Problem to solve =>
Identify the lines that contain the string "firewire" and copy all of them.
[Available data start]
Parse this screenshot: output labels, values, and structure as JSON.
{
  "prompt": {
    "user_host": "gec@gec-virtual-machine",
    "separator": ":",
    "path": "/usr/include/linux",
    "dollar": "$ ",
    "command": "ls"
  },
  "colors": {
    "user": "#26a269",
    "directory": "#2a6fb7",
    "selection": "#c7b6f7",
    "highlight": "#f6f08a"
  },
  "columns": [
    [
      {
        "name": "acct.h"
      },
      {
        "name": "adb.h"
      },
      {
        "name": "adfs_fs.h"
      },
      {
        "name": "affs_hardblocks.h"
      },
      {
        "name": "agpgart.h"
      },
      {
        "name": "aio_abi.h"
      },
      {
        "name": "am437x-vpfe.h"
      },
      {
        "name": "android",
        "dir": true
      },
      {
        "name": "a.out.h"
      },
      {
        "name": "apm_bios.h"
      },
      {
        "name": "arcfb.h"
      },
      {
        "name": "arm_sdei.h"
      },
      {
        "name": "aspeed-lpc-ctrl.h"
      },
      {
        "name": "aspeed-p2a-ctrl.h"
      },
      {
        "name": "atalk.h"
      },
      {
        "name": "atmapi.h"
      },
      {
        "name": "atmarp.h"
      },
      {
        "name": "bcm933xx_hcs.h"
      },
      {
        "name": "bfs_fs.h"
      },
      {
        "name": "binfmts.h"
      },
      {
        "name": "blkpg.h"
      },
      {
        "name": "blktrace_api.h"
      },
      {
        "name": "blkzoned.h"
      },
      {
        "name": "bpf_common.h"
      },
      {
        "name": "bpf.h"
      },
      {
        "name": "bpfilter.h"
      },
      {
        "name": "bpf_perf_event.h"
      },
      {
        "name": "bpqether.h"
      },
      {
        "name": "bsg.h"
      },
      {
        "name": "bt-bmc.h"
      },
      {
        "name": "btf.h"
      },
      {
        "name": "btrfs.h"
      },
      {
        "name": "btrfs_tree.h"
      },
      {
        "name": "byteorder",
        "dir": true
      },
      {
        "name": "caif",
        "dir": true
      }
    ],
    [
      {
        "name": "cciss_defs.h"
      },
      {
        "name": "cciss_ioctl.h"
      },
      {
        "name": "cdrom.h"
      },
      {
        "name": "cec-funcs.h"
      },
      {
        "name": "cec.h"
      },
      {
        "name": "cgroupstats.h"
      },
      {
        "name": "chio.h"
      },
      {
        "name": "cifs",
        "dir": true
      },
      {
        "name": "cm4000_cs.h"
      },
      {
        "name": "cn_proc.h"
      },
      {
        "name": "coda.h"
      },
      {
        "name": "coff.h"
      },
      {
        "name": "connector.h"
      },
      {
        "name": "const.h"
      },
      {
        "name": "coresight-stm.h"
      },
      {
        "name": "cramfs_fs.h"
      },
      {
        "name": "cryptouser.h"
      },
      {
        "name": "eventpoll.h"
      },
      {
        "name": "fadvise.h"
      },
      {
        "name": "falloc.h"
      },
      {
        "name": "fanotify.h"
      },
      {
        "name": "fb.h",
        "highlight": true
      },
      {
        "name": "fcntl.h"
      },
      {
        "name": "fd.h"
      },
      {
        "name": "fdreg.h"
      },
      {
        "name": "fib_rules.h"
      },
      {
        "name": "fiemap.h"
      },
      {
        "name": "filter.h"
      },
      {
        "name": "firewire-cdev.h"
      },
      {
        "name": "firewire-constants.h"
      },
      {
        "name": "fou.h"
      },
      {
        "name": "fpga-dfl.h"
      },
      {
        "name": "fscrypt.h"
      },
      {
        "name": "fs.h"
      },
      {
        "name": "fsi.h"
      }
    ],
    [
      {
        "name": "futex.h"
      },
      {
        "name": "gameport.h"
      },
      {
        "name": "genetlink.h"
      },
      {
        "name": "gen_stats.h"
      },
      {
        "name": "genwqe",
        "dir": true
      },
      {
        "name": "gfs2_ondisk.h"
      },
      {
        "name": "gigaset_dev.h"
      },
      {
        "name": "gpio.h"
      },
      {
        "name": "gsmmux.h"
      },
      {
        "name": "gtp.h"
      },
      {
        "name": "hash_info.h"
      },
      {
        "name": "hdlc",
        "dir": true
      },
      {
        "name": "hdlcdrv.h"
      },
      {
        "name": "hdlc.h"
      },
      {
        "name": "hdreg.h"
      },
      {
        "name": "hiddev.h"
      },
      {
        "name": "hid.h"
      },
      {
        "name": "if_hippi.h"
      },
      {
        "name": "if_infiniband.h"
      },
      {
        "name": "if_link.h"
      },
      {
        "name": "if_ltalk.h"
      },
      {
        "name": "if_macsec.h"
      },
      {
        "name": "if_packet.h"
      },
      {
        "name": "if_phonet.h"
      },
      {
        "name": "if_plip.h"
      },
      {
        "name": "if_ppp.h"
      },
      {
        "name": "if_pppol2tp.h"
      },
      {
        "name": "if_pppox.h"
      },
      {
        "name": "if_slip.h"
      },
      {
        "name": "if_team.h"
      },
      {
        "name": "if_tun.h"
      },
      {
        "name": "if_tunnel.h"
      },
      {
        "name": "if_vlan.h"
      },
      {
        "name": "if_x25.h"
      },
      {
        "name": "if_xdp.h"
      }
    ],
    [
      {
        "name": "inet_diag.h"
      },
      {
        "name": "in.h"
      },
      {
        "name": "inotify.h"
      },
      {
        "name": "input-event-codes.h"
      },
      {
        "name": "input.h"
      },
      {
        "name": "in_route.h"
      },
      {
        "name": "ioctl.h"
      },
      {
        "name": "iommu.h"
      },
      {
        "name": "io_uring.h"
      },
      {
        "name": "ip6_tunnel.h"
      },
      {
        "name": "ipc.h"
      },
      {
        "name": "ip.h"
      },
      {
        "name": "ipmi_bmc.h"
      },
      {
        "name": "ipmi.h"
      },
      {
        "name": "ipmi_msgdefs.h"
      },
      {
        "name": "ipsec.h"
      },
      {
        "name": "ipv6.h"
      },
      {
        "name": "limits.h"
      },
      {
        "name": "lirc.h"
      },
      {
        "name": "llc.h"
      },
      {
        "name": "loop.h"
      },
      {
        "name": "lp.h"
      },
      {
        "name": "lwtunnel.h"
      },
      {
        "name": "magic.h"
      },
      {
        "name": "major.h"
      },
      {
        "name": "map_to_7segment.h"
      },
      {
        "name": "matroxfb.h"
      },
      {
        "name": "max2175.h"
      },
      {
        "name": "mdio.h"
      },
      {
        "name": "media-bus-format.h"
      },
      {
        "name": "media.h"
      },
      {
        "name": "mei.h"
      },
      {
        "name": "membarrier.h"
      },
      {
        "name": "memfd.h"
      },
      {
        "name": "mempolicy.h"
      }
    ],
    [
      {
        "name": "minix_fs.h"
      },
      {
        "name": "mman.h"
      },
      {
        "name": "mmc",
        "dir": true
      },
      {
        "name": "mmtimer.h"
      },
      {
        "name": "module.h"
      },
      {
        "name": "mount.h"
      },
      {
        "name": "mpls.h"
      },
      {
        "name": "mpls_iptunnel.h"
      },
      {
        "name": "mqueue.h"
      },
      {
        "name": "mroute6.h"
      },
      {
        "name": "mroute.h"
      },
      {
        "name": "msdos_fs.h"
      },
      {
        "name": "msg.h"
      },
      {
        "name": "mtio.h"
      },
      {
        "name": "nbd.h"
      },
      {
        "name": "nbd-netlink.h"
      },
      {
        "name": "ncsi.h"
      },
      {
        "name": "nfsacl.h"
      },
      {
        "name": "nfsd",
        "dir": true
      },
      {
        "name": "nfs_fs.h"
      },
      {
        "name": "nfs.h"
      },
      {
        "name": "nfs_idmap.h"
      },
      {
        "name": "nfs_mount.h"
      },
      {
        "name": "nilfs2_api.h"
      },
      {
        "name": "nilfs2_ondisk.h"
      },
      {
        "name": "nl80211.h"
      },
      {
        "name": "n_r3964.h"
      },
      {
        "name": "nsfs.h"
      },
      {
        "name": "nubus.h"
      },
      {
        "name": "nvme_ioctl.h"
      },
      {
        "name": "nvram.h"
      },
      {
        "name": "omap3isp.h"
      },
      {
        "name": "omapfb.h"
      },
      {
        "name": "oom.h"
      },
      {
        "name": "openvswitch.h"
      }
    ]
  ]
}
[Available data end]
Solution to this problem =>
        "name": "firewire-cdev.h"
        "name": "firewire-constants.h"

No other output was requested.